● Given passage

UESPWiki:Benchmarking
This page details the steps taken to try and benchmark the UESP servers performance and how various settings affect it.
Contents
- 1 Software
- 2 2020 Server Benchmark Tests
- 3 2015 Server Benchmark Tests
- 4 2010 Server Benchmark Tests
- 4.1 Basic Results
- 4.2 Request Rate Error
- 4.3 Concurrency
- 4.4 eAccelerator
- 4.5 Memcached
- 4.6 File Cache
- 4.7 Additional Squid Cache
- 4.8 Wiki Statistics
- 4.9 Update -- November 2010
- 4.10 Estimating Server Capacity
- 4.11 Traffic Scenario 1
- 4.12 Traffic Scenario 2
- 4.13 Fast CGI
- 4.14 Benchmarks February 2011
- 5 References
Software[edit]
- Apache Bench (ab)
-
- Used to benchmark most things. Typical command for most tests is:
ab -kc 10 -t 30 [URL]
-
- Cannot load from HTTPS so only HTTP tested (mostly irrelevant unless HTTP2 needs to be tested).
- Disable any mod/app that protects from DOS (ex: mod_evasive, fail2ban, etc...) that might interfere with the test.
2020 Server Benchmark Tests[edit]
Benchmarks March 2020[edit]
Comparison is with the old server setup tested at the same time from within the old cluster.
-
- Content1
-
- Main_Page: 63 req/s (x2.3)
- RecentChanges: 30 req/s (x2.3)
- Content2
-
- Main_Page: 62 req/s (x4.1)
- RecentChanges: 32 req/s (x4.6)
- Content3
-
- Main_Page: 70 req/s (x2.1)
- RecentChanges: 30 req/s (x2.0)
- Files1
-
- Somerights.png (6kb): 20,600 req/s (x2.1)
- Squid1
-
- Main_Page: 2800 req/s
- RecentChanges: 1300 req/s
2015 Server Benchmark Tests[edit]
Benchmarks March 2020[edit]
-
- Content1
-
- Main_Page: 28 req/s
- RecentChanges: 13 req/s
- Content2
-
- Main_Page: 15 req/s
- RecentChanges: 7 req/s
- Content3
-
- Main_Page: 34 req/s
- RecentChanges: 15 req/s
- Files1
-
- Somerights.png (6kb): 9,800 req/s
- Squid1
-
- Main_Page: 34 req/s (Not Caching?)
- RecentChanges: 16 req/s (Not Caching?)
2010 Server Benchmark Tests[edit]
-
- ab -n 100 -c 10 http://www.uesp.net/wiki/Main_Page
-
- Perform 100 load requests with at most 10 requests occurring at the same time.
- ab -kc 10 -t 30 http://www.uesp.net/wiki/Main_Page
-
- Open 10 connections with Keep-Alive and test them for 30 seconds.
Basic Results[edit]
The following are some basic stats showing the differences of loading from different servers, different content type (dynamic/static), caches, and from where the benchmarking is taking place.

● Data shown
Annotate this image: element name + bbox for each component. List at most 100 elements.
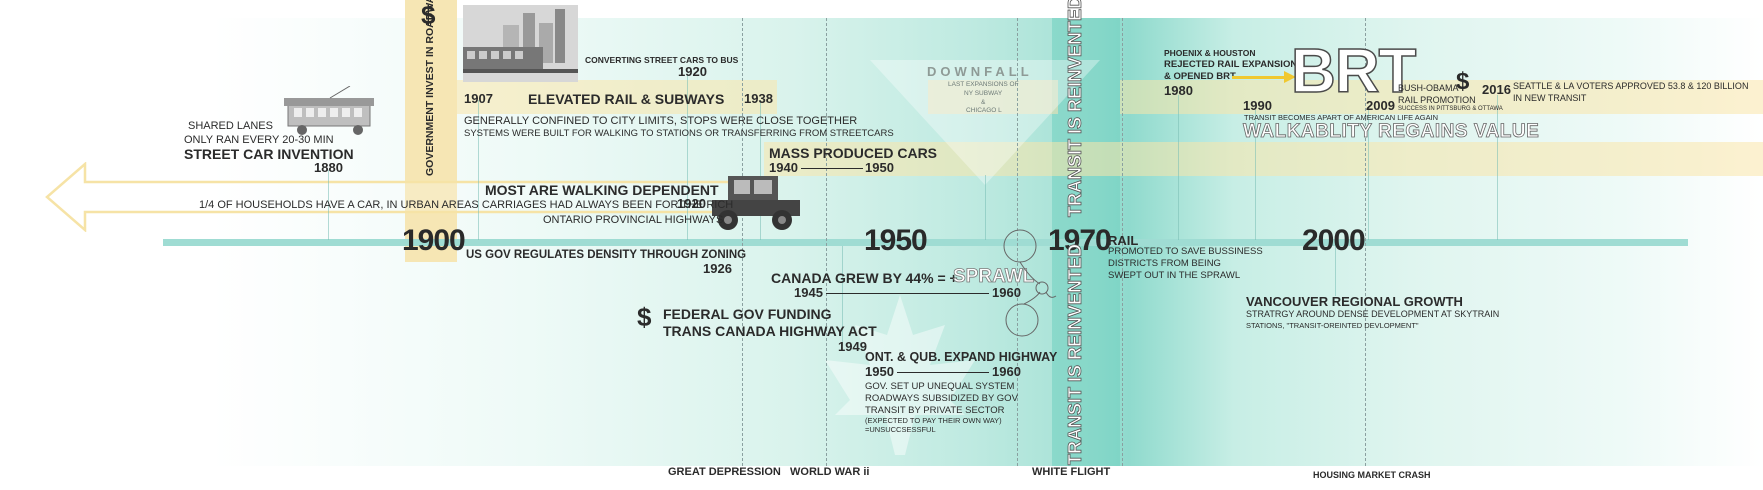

● Given instruction
Please transcribe the UESP benchmarking page verbatim, from "- RecentChanges: 16" up to and including "the same time.".

● Answer to the task
- RecentChanges: 16 req/s (Not Caching?)
2010 Server Benchmark Tests[edit]
-
- ab -n 100 -c 10 http://www.uesp.net/wiki/Main_Page
-
- Perform 100 load requests with at most 10 requests occurring at the same time.